• **The problem**: Reproduce all of the rows, swapping each "x-tick-label" for "x-axis-tick-label" and keeping everything else identical. Leave the pictures out.

• **Record list**:
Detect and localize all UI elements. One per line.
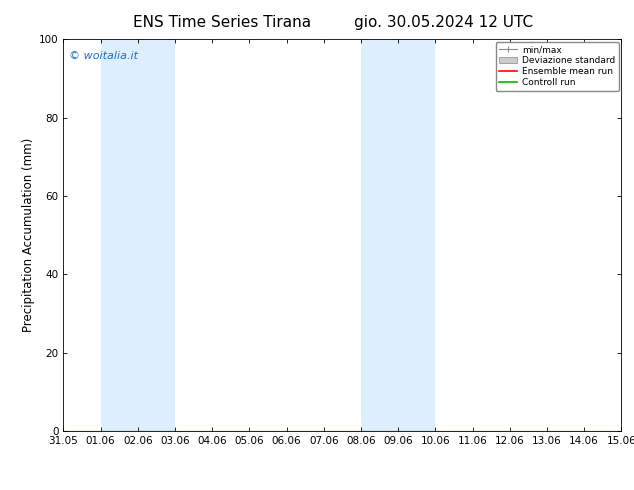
Y-axis label: Precipitation Accumulation (mm): Precipitation Accumulation (mm)	[22, 138, 35, 332]
Legend: min/max, Deviazione standard, Ensemble mean run, Controll run: min/max, Deviazione standard, Ensemble m…	[496, 42, 619, 91]
Text: gio. 30.05.2024 12 UTC: gio. 30.05.2024 12 UTC	[354, 15, 533, 30]
Bar	[361, 39, 436, 431]
Bar	[101, 39, 175, 431]
Text: ENS Time Series Tirana: ENS Time Series Tirana	[133, 15, 311, 30]
Text: © woitalia.it: © woitalia.it	[69, 51, 138, 61]
Bar	[621, 39, 634, 431]
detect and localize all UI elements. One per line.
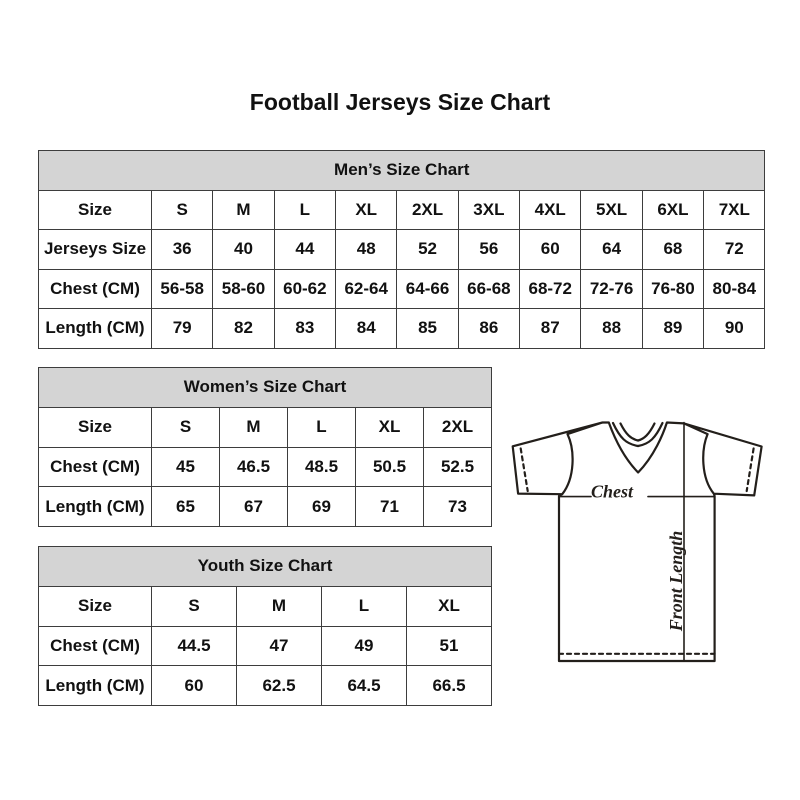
svg-text:Front Length: Front Length bbox=[666, 531, 686, 633]
svg-text:Chest: Chest bbox=[591, 482, 634, 502]
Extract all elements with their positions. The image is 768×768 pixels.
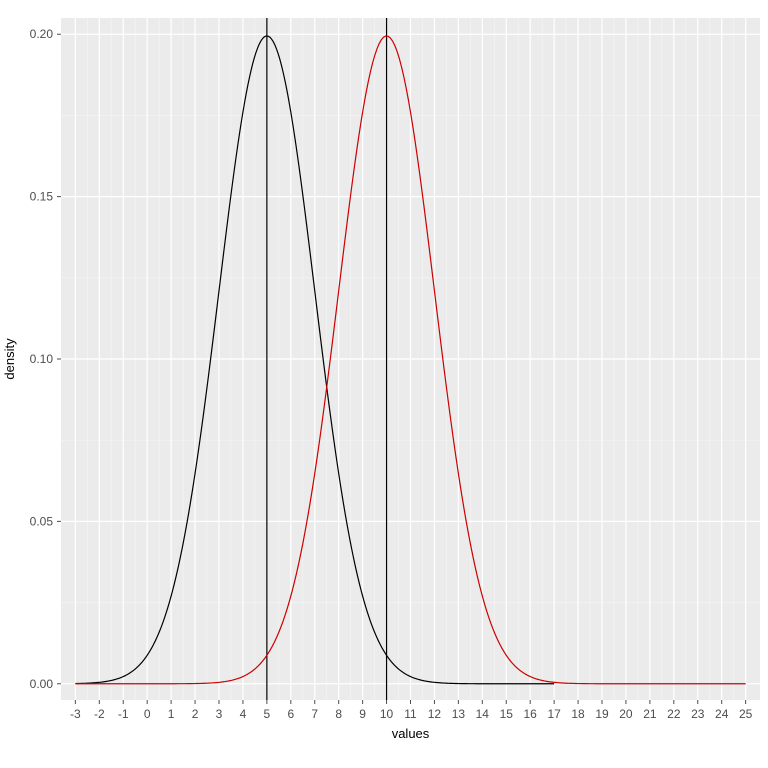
x-tick-label: -3 bbox=[70, 707, 81, 721]
x-tick-label: 17 bbox=[547, 707, 561, 721]
y-tick-label: 0.05 bbox=[30, 514, 54, 528]
x-tick-label: 8 bbox=[335, 707, 342, 721]
y-tick-label: 0.20 bbox=[30, 27, 54, 41]
x-tick-label: 10 bbox=[380, 707, 394, 721]
x-tick-label: 1 bbox=[168, 707, 175, 721]
x-tick-label: 9 bbox=[359, 707, 366, 721]
x-tick-label: 18 bbox=[571, 707, 585, 721]
x-axis-ticks: -3-2-10123456789101112131415161718192021… bbox=[70, 700, 753, 721]
y-tick-label: 0.15 bbox=[30, 190, 54, 204]
x-tick-label: 11 bbox=[404, 707, 417, 721]
x-tick-label: -1 bbox=[118, 707, 129, 721]
x-tick-label: 20 bbox=[619, 707, 633, 721]
x-tick-label: 4 bbox=[240, 707, 247, 721]
x-tick-label: 21 bbox=[643, 707, 657, 721]
x-tick-label: 14 bbox=[476, 707, 490, 721]
density-chart: -3-2-10123456789101112131415161718192021… bbox=[0, 0, 768, 768]
x-tick-label: 16 bbox=[524, 707, 538, 721]
x-tick-label: 0 bbox=[144, 707, 151, 721]
x-tick-label: 23 bbox=[691, 707, 705, 721]
x-tick-label: 15 bbox=[500, 707, 514, 721]
x-tick-label: 13 bbox=[452, 707, 466, 721]
x-tick-label: 22 bbox=[667, 707, 681, 721]
x-tick-label: 5 bbox=[264, 707, 271, 721]
x-tick-label: 7 bbox=[311, 707, 318, 721]
y-axis-ticks: 0.00 0.05 0.10 0.15 0.20 bbox=[30, 27, 61, 691]
x-tick-label: 25 bbox=[739, 707, 753, 721]
x-tick-label: 24 bbox=[715, 707, 729, 721]
x-tick-label: 2 bbox=[192, 707, 199, 721]
x-tick-label: 12 bbox=[428, 707, 442, 721]
y-tick-label: 0.10 bbox=[30, 352, 54, 366]
x-tick-label: 3 bbox=[216, 707, 223, 721]
x-tick-label: 19 bbox=[595, 707, 609, 721]
x-axis-label: values bbox=[392, 726, 430, 741]
chart-svg: -3-2-10123456789101112131415161718192021… bbox=[0, 0, 768, 768]
x-tick-label: -2 bbox=[94, 707, 105, 721]
x-tick-label: 6 bbox=[287, 707, 294, 721]
y-axis-label: density bbox=[2, 338, 17, 380]
y-tick-label: 0.00 bbox=[30, 677, 54, 691]
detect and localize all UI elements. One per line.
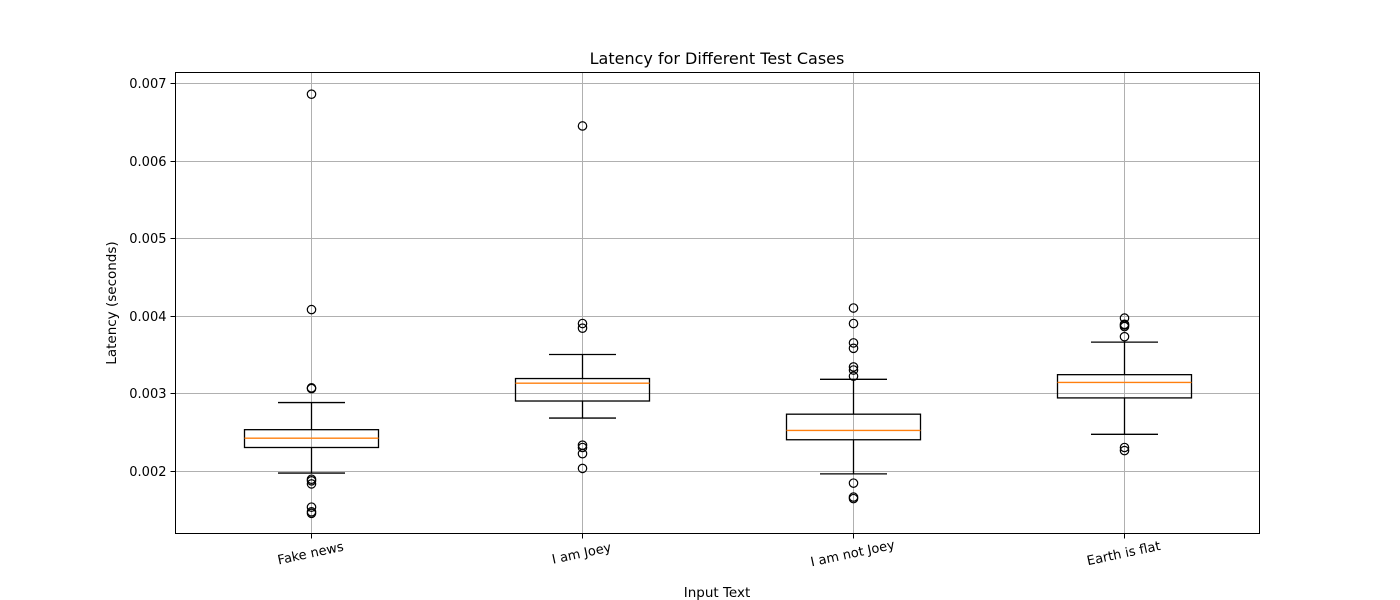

• **Response to this exercise**:
Detect and localize all UI elements. One per line.
Y-axis label: Precipitation Accumulation (mm): Precipitation Accumulation (mm)	[22, 138, 35, 332]
Legend: min/max, Deviazione standard, Ensemble mean run, Controll run: min/max, Deviazione standard, Ensemble m…	[496, 42, 619, 91]
Text: gio. 30.05.2024 12 UTC: gio. 30.05.2024 12 UTC	[354, 15, 533, 30]
Bar	[361, 39, 436, 431]
Bar	[101, 39, 175, 431]
Text: ENS Time Series Tirana: ENS Time Series Tirana	[133, 15, 311, 30]
Text: © woitalia.it: © woitalia.it	[69, 51, 138, 61]
Bar	[621, 39, 634, 431]
detect and localize all UI elements. One per line.
svg-text:Front Length: Front Length bbox=[666, 531, 686, 633]
svg-text:Chest: Chest bbox=[591, 482, 634, 502]
Extract all elements with their positions. The image is 768×768 pixels.
x-axis-tick-label: -3 bbox=[70, 707, 81, 721]
x-axis-tick-label: 17 bbox=[547, 707, 561, 721]
y-tick-label: 0.05 bbox=[30, 514, 54, 528]
x-axis-tick-label: 8 bbox=[335, 707, 342, 721]
y-tick-label: 0.20 bbox=[30, 27, 54, 41]
x-axis-tick-label: 10 bbox=[380, 707, 394, 721]
x-axis-tick-label: 1 bbox=[168, 707, 175, 721]
x-axis-tick-label: 9 bbox=[359, 707, 366, 721]
x-axis-tick-label: 18 bbox=[571, 707, 585, 721]
x-axis-ticks: -3-2-10123456789101112131415161718192021… bbox=[70, 700, 753, 721]
y-tick-label: 0.15 bbox=[30, 190, 54, 204]
x-axis-tick-label: 11 bbox=[404, 707, 417, 721]
x-axis-tick-label: -1 bbox=[118, 707, 129, 721]
x-axis-tick-label: 20 bbox=[619, 707, 633, 721]
x-axis-tick-label: 4 bbox=[240, 707, 247, 721]
x-axis-tick-label: 21 bbox=[643, 707, 657, 721]
x-axis-tick-label: 14 bbox=[476, 707, 490, 721]
density-chart: -3-2-10123456789101112131415161718192021… bbox=[0, 0, 768, 768]
x-axis-tick-label: 16 bbox=[524, 707, 538, 721]
x-axis-tick-label: 0 bbox=[144, 707, 151, 721]
x-axis-tick-label: 23 bbox=[691, 707, 705, 721]
x-axis-tick-label: 15 bbox=[500, 707, 514, 721]
x-axis-tick-label: 13 bbox=[452, 707, 466, 721]
x-axis-tick-label: 22 bbox=[667, 707, 681, 721]
x-axis-tick-label: 5 bbox=[264, 707, 271, 721]
x-axis-tick-label: 7 bbox=[311, 707, 318, 721]
y-axis-ticks: 0.00 0.05 0.10 0.15 0.20 bbox=[30, 27, 61, 691]
x-axis-tick-label: 25 bbox=[739, 707, 753, 721]
x-axis-tick-label: 24 bbox=[715, 707, 729, 721]
x-axis-tick-label: 2 bbox=[192, 707, 199, 721]
x-axis-tick-label: 12 bbox=[428, 707, 442, 721]
y-tick-label: 0.10 bbox=[30, 352, 54, 366]
x-axis-tick-label: 3 bbox=[216, 707, 223, 721]
x-axis-tick-label: 19 bbox=[595, 707, 609, 721]
x-axis-label: values bbox=[392, 726, 430, 741]
chart-svg: -3-2-10123456789101112131415161718192021… bbox=[0, 0, 768, 768]
x-axis-tick-label: -2 bbox=[94, 707, 105, 721]
x-axis-tick-label: 6 bbox=[287, 707, 294, 721]
y-axis-label: density bbox=[2, 338, 17, 380]
y-tick-label: 0.00 bbox=[30, 677, 54, 691]
detect and localize all UI elements. One per line.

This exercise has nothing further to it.